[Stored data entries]
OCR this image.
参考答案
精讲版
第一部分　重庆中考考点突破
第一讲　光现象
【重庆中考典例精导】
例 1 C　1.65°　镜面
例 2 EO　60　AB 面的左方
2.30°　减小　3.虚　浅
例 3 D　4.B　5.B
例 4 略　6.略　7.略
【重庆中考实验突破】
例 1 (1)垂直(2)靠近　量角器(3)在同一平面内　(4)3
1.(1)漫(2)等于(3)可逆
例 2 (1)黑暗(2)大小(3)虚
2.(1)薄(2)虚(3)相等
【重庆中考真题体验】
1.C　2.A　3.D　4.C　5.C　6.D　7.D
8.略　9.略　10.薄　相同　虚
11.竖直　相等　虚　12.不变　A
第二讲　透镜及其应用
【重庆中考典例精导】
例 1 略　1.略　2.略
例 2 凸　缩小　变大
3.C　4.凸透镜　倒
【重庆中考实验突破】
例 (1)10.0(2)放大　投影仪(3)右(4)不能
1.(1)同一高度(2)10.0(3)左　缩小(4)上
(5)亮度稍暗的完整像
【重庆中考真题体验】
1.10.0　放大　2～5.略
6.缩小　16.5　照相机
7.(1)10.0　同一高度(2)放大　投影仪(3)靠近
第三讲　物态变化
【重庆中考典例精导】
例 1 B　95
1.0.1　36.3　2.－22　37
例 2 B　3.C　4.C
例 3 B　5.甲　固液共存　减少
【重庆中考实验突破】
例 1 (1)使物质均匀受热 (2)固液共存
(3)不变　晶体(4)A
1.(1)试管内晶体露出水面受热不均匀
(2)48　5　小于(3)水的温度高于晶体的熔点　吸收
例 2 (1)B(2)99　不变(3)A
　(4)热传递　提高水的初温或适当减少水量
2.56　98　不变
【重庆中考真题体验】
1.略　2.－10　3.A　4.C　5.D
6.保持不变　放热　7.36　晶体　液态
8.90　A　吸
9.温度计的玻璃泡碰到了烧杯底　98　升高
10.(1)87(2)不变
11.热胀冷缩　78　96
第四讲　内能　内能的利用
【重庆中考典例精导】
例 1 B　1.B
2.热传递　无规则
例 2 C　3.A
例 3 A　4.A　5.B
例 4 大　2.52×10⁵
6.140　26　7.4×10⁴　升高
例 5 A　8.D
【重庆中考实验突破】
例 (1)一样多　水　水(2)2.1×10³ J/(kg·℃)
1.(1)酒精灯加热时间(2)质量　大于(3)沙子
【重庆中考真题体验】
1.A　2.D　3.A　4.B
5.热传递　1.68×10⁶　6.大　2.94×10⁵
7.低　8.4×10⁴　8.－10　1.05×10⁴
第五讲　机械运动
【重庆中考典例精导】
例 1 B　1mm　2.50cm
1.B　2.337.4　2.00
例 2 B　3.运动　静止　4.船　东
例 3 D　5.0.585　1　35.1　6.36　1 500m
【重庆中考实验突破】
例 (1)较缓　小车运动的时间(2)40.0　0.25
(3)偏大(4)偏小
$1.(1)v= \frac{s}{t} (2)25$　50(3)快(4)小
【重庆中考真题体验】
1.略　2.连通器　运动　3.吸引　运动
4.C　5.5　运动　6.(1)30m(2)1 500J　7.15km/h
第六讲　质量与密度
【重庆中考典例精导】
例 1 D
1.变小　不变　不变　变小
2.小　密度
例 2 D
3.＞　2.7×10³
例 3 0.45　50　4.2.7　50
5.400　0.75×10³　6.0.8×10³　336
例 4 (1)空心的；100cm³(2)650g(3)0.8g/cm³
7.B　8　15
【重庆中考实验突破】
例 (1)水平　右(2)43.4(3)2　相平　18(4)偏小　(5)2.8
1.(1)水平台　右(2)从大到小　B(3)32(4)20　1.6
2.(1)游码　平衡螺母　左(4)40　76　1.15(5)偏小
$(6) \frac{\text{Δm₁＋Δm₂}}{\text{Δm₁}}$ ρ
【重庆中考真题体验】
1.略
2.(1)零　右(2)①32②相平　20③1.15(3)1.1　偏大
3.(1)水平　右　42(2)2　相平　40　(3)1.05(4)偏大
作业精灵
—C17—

** What is needed **
Pull out every line containing "frac".

** Completed exercise **
$1.(1)v= \frac{s}{t} (2)25$　50(3)快(4)小
$(6) \frac{\text{Δm₁＋Δm₂}}{\text{Δm₁}}$ ρ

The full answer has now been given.